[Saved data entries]
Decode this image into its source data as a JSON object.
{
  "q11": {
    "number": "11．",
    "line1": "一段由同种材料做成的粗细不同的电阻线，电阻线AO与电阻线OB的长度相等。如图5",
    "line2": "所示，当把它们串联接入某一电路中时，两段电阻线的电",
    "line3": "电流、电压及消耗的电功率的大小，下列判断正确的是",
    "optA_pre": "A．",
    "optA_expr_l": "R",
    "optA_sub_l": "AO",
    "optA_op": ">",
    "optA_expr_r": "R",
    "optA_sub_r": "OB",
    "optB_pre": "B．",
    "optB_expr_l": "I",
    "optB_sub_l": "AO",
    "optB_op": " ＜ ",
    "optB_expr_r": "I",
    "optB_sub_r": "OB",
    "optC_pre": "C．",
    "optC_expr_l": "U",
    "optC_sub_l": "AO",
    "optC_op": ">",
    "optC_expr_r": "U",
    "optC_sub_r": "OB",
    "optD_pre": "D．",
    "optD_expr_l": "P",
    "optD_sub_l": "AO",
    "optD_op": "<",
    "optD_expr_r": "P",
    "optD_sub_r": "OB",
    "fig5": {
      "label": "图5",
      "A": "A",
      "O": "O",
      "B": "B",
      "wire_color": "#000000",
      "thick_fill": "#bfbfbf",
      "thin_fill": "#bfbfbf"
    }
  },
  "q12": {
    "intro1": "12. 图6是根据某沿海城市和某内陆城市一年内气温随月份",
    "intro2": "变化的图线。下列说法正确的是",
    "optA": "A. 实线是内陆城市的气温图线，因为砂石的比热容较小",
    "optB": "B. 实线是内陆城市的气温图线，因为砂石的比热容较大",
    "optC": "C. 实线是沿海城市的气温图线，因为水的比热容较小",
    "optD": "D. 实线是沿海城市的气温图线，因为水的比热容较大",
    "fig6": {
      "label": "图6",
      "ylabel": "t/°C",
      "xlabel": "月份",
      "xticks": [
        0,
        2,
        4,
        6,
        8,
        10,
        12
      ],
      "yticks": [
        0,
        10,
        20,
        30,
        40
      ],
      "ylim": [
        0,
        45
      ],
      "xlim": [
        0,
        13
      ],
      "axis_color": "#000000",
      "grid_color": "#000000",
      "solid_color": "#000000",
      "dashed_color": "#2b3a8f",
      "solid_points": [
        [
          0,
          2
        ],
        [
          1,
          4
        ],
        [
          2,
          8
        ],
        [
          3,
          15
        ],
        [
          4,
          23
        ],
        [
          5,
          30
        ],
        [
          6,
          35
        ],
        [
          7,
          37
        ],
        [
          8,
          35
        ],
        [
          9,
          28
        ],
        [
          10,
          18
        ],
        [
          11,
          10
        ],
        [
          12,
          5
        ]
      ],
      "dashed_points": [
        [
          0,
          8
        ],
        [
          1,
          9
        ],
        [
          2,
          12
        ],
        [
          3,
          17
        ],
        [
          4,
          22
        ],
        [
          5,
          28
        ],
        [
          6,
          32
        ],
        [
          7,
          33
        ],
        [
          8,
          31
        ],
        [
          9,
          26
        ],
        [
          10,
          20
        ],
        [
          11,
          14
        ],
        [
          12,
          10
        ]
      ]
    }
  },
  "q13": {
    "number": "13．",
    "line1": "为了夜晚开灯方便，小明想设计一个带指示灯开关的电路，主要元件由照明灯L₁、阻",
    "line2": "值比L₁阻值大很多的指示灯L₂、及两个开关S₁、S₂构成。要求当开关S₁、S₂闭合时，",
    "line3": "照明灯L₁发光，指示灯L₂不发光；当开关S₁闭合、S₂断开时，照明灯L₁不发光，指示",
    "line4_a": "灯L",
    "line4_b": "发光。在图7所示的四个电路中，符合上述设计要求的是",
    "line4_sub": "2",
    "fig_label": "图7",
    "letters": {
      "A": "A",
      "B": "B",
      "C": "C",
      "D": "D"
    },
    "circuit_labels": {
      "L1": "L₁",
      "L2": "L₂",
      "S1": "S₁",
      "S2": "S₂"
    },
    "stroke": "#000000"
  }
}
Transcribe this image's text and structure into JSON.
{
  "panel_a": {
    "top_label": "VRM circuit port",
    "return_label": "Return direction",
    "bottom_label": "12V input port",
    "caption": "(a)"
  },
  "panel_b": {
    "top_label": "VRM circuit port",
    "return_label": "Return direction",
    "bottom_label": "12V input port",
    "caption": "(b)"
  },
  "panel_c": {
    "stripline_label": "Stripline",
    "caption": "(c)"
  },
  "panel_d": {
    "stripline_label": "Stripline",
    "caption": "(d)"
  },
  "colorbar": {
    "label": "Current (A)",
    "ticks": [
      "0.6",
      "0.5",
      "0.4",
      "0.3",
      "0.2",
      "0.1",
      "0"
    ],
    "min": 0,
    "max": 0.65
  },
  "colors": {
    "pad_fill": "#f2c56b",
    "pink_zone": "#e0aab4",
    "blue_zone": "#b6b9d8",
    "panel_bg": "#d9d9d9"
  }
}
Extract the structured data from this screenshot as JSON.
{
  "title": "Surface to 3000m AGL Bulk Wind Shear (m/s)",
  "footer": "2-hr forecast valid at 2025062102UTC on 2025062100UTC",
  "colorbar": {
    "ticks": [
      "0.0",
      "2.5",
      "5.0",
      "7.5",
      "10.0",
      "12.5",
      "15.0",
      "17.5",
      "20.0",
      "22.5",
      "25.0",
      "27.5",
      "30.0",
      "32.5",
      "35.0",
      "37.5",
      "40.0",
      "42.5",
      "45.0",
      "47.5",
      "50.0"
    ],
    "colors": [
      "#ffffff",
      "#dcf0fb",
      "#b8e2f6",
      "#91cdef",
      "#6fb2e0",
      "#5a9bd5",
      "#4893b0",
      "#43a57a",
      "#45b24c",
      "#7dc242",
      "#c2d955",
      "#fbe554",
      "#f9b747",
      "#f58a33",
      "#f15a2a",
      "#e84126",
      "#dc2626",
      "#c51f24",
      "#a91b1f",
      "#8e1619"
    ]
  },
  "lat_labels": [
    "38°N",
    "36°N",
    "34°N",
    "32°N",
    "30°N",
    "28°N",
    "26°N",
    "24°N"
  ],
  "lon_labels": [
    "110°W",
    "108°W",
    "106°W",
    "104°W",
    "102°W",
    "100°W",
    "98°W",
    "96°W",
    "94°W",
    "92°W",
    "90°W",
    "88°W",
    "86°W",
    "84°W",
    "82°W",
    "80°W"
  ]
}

Task —
How many of the lines above include the word "caption"? Respond with the number alone.

Exercise result —
4